__TASK INSTRUCTIONS__: Report the total number of lines that include the string "Forecast", without any other text.

__STORED ROWS__:
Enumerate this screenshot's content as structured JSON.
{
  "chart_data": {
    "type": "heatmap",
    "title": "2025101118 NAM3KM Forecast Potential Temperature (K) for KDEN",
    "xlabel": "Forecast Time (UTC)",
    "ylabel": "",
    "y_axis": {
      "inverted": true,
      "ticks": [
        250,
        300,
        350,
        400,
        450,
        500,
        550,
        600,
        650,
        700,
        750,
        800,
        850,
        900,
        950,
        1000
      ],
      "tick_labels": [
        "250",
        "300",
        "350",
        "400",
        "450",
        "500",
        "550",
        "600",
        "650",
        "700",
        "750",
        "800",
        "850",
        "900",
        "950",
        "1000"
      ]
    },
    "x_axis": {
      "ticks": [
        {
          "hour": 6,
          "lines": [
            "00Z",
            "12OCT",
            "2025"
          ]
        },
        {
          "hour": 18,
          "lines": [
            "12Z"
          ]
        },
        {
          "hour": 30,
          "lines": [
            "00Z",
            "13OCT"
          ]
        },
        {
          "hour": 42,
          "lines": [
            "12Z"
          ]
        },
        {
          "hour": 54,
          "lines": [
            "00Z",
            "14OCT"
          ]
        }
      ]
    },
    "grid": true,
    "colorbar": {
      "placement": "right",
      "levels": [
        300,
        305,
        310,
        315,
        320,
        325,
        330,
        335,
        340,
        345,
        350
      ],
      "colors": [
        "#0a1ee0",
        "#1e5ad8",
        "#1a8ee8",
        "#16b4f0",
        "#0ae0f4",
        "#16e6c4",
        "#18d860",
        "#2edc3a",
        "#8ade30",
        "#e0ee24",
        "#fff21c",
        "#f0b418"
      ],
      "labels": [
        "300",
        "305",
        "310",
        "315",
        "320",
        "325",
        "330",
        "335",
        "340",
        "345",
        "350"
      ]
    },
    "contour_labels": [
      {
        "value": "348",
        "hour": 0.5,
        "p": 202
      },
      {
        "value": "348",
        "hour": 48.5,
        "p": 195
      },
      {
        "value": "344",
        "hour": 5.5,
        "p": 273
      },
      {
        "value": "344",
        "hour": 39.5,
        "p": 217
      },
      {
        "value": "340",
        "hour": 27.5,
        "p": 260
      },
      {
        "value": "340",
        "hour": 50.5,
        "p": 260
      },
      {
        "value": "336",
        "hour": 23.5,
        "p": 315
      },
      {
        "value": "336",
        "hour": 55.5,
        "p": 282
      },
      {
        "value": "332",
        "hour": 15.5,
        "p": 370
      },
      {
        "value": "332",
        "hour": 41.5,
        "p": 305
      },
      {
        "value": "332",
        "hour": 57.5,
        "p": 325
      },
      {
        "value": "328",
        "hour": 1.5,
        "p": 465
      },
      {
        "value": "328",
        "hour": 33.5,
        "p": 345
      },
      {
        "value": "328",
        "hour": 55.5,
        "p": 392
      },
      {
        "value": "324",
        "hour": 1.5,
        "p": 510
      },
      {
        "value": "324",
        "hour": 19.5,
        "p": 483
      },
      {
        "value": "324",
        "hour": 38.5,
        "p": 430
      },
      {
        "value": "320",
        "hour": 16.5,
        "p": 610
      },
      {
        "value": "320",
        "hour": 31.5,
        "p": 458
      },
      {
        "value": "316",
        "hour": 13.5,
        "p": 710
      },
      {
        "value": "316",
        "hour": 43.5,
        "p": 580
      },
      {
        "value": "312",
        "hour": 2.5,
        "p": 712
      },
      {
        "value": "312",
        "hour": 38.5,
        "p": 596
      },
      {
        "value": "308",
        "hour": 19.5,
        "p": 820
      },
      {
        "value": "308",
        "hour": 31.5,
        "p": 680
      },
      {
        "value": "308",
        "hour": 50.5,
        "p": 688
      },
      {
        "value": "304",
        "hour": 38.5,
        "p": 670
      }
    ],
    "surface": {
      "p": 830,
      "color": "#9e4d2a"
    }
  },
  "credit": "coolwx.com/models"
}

__COMPLETE OUTPUT__: 2